## Start Data lines
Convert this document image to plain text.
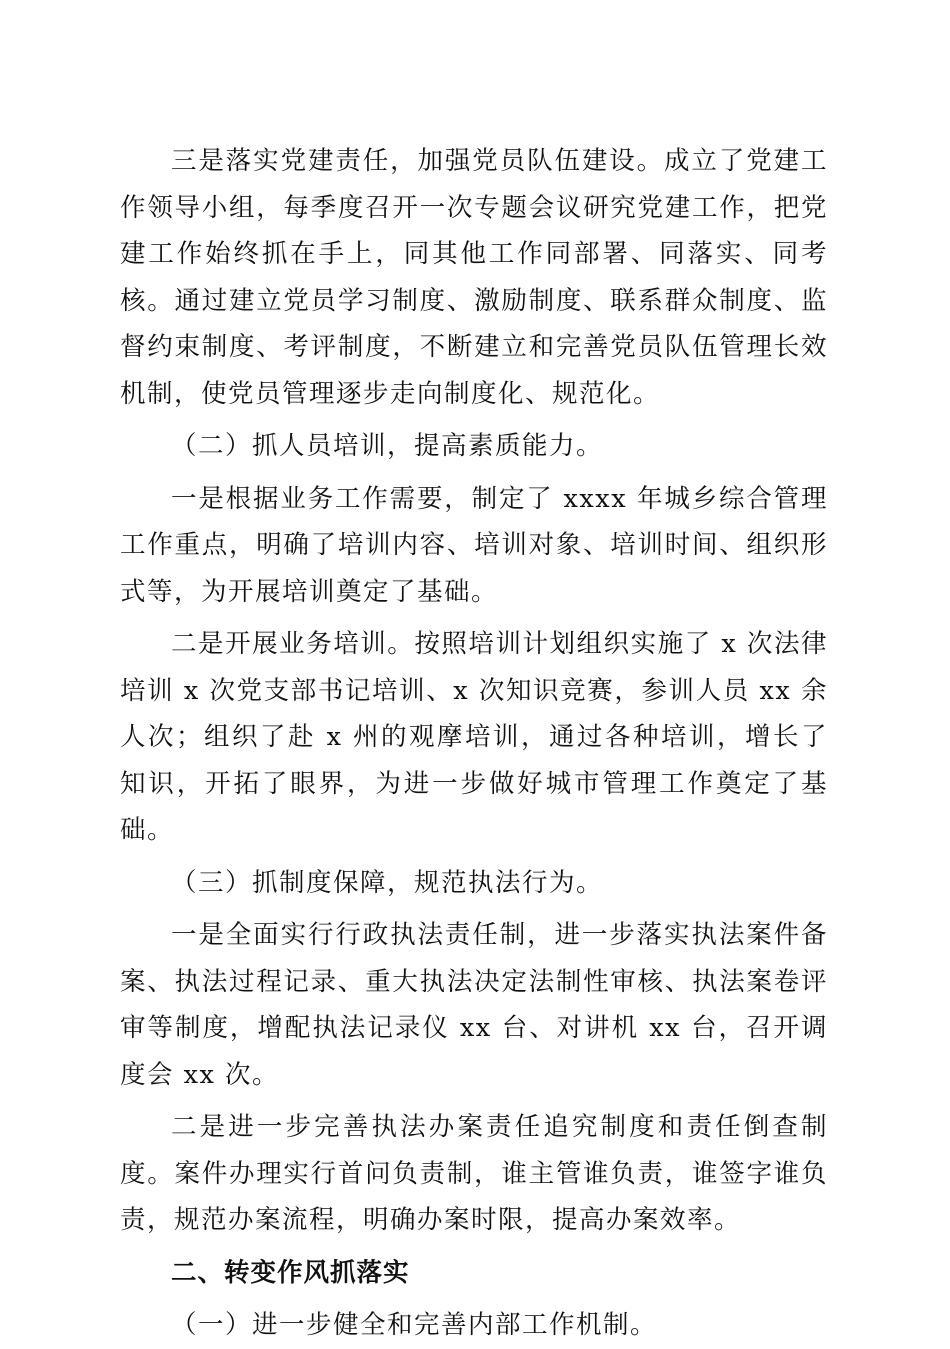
三是落实党建责任，加强党员队伍建设。成立了党建工作领导小组，每季度召开一次专题会议研究党建工作，把党建工作始终抓在手上，同其他工作同部署、同落实、同考核。通过建立党员学习制度、激励制度、联系群众制度、监督约束制度、考评制度，不断建立和完善党员队伍管理长效机制，使党员管理逐步走向制度化、规范化。

（二）抓人员培训，提高素质能力。

一是根据业务工作需要，制定了 xxxx 年城乡综合管理工作重点，明确了培训内容、培训对象、培训时间、组织形式等，为开展培训奠定了基础。

二是开展业务培训。按照培训计划组织实施了 x 次法律培训 x 次党支部书记培训、x 次知识竞赛，参训人员 xx 余人次；组织了赴 x 州的观摩培训，通过各种培训，增长了知识，开拓了眼界，为进一步做好城市管理工作奠定了基础。

（三）抓制度保障，规范执法行为。

一是全面实行行政执法责任制，进一步落实执法案件备案、执法过程记录、重大执法决定法制性审核、执法案卷评审等制度，增配执法记录仪 xx 台、对讲机 xx 台，召开调度会 xx 次。

二是进一步完善执法办案责任追究制度和责任倒查制度。案件办理实行首问负责制，谁主管谁负责，谁签字谁负责，规范办案流程，明确办案时限，提高办案效率。

二、转变作风抓落实

（一）进一步健全和完善内部工作机制。
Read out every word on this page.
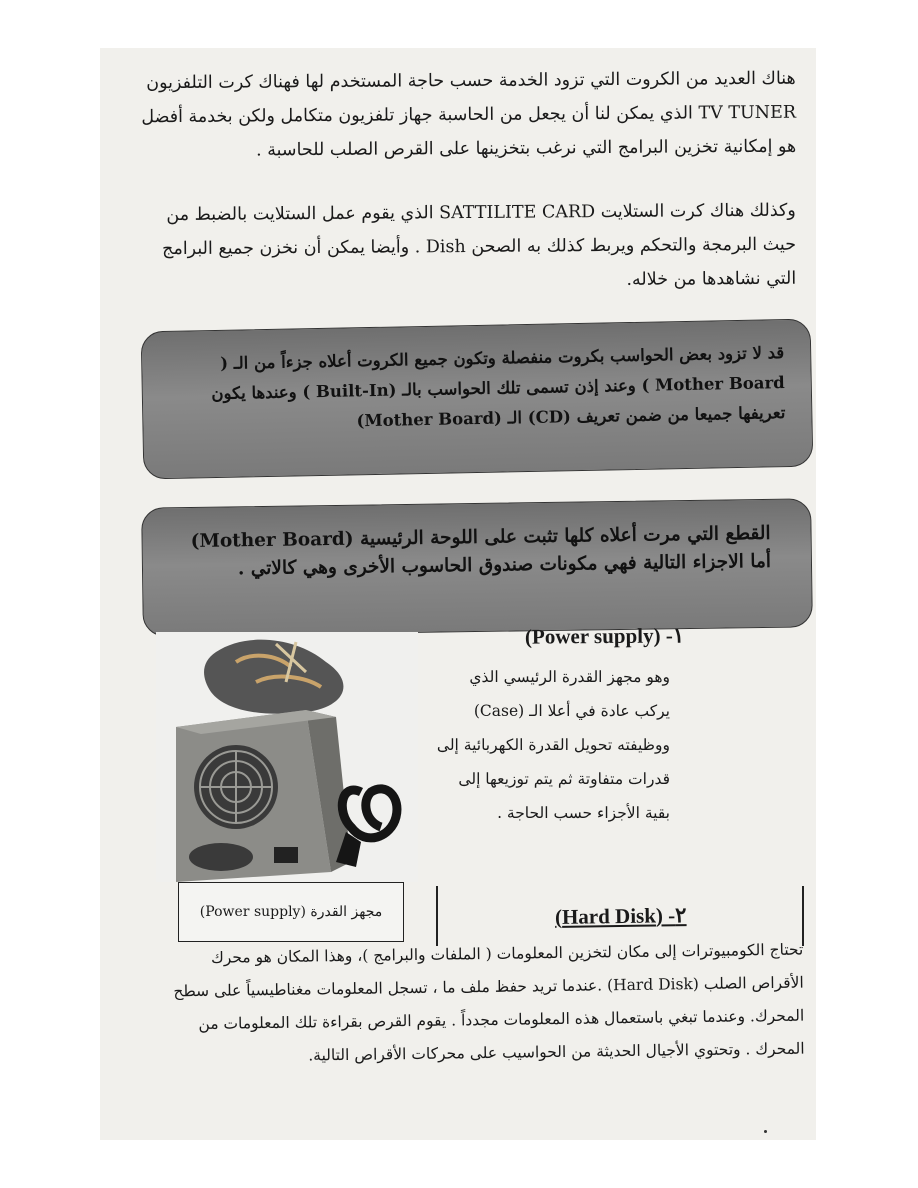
هناك العديد من الكروت التي تزود الخدمة حسب حاجة المستخدم لها فهناك كرت التلفزيون TV TUNER الذي يمكن لنا أن يجعل من الحاسبة جهاز تلفزيون متكامل ولكن بخدمة أفضل هو إمكانية تخزين البرامج التي نرغب بتخزينها على القرص الصلب للحاسبة .

وكذلك هناك كرت الستلايت SATTILITE CARD الذي يقوم عمل الستلايت بالضبط من حيث البرمجة والتحكم ويربط كذلك به الصحن Dish . وأيضا يمكن أن نخزن جميع البرامج التي نشاهدها من خلاله.

قد لا تزود بعض الحواسب بكروت منفصلة وتكون جميع الكروت أعلاه جزءاً من الـ ( Mother Board ) وعند إذن تسمى تلك الحواسب بالـ (Built-In ) وعندها يكون تعريفها جميعا من ضمن تعريف (CD) الـ (Mother Board)
القطع التي مرت أعلاه كلها تثبت على اللوحة الرئيسية (Mother Board) أما الاجزاء التالية فهي مكونات صندوق الحاسوب الأخرى وهي كالاتي .
١- (Power supply)

وهو مجهز القدرة الرئيسي الذي يركب عادة في أعلا الـ (Case) ووظيفته تحويل القدرة الكهربائية إلى قدرات متفاوتة ثم يتم توزيعها إلى بقية الأجزاء حسب الحاجة .

مجهز القدرة (Power supply)	٢- (Hard Disk)

تحتاج الكومبيوترات إلى مكان لتخزين المعلومات ( الملفات والبرامج )، وهذا المكان هو محرك الأقراص الصلب (Hard Disk) .عندما تريد حفظ ملف ما ، تسجل المعلومات مغناطيسياً على سطح المحرك. وعندما تبغي باستعمال هذه المعلومات مجدداً . يقوم القرص بقراءة تلك المعلومات من المحرك . وتحتوي الأجيال الحديثة من الحواسيب على محركات الأقراص التالية.
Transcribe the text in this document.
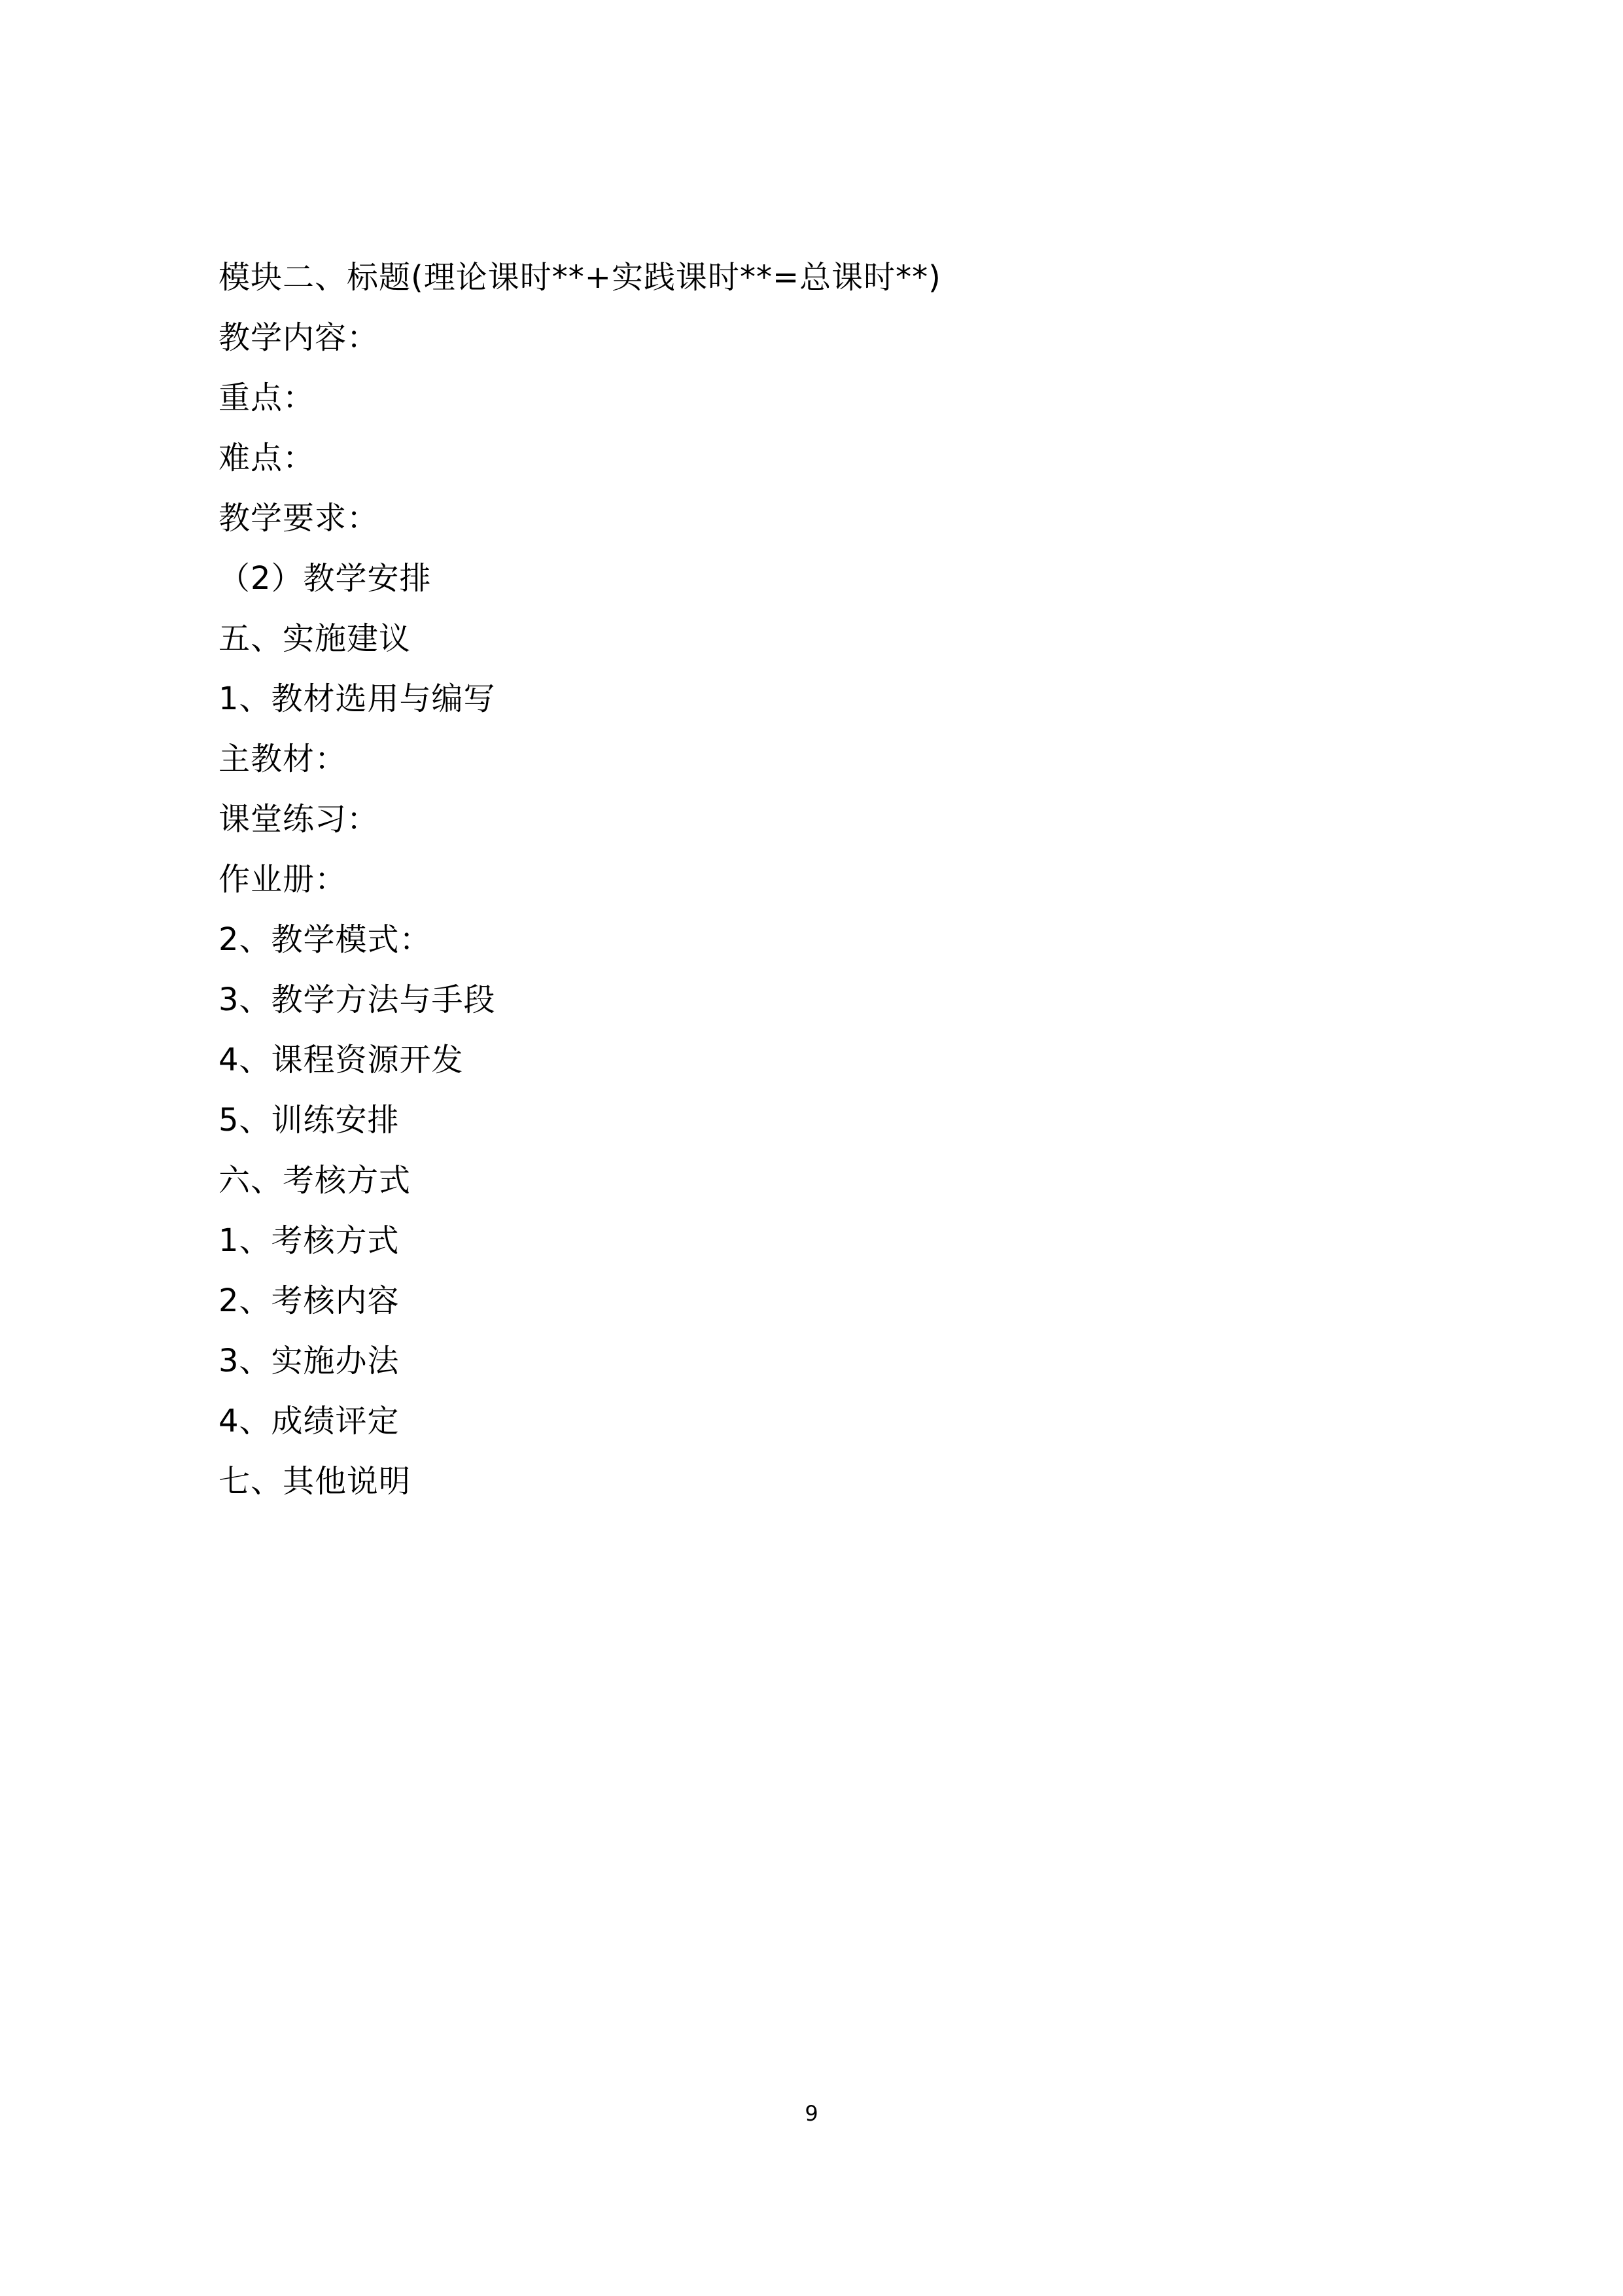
模块二、标题(理论课时**+实践课时**=总课时**)
教学内容：
重点：
难点：
教学要求：
（2）教学安排
五、实施建议
1、教材选用与编写
主教材：
课堂练习：
作业册：
2、教学模式：
3、教学方法与手段
4、课程资源开发
5、训练安排
六、考核方式
1、考核方式
2、考核内容
3、实施办法
4、成绩评定
七、其他说明
9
## End Data lines
**Prompt**
Your answer should be a single number: the count of lines in the material above that contain "الكروت".

**Result for this task**
2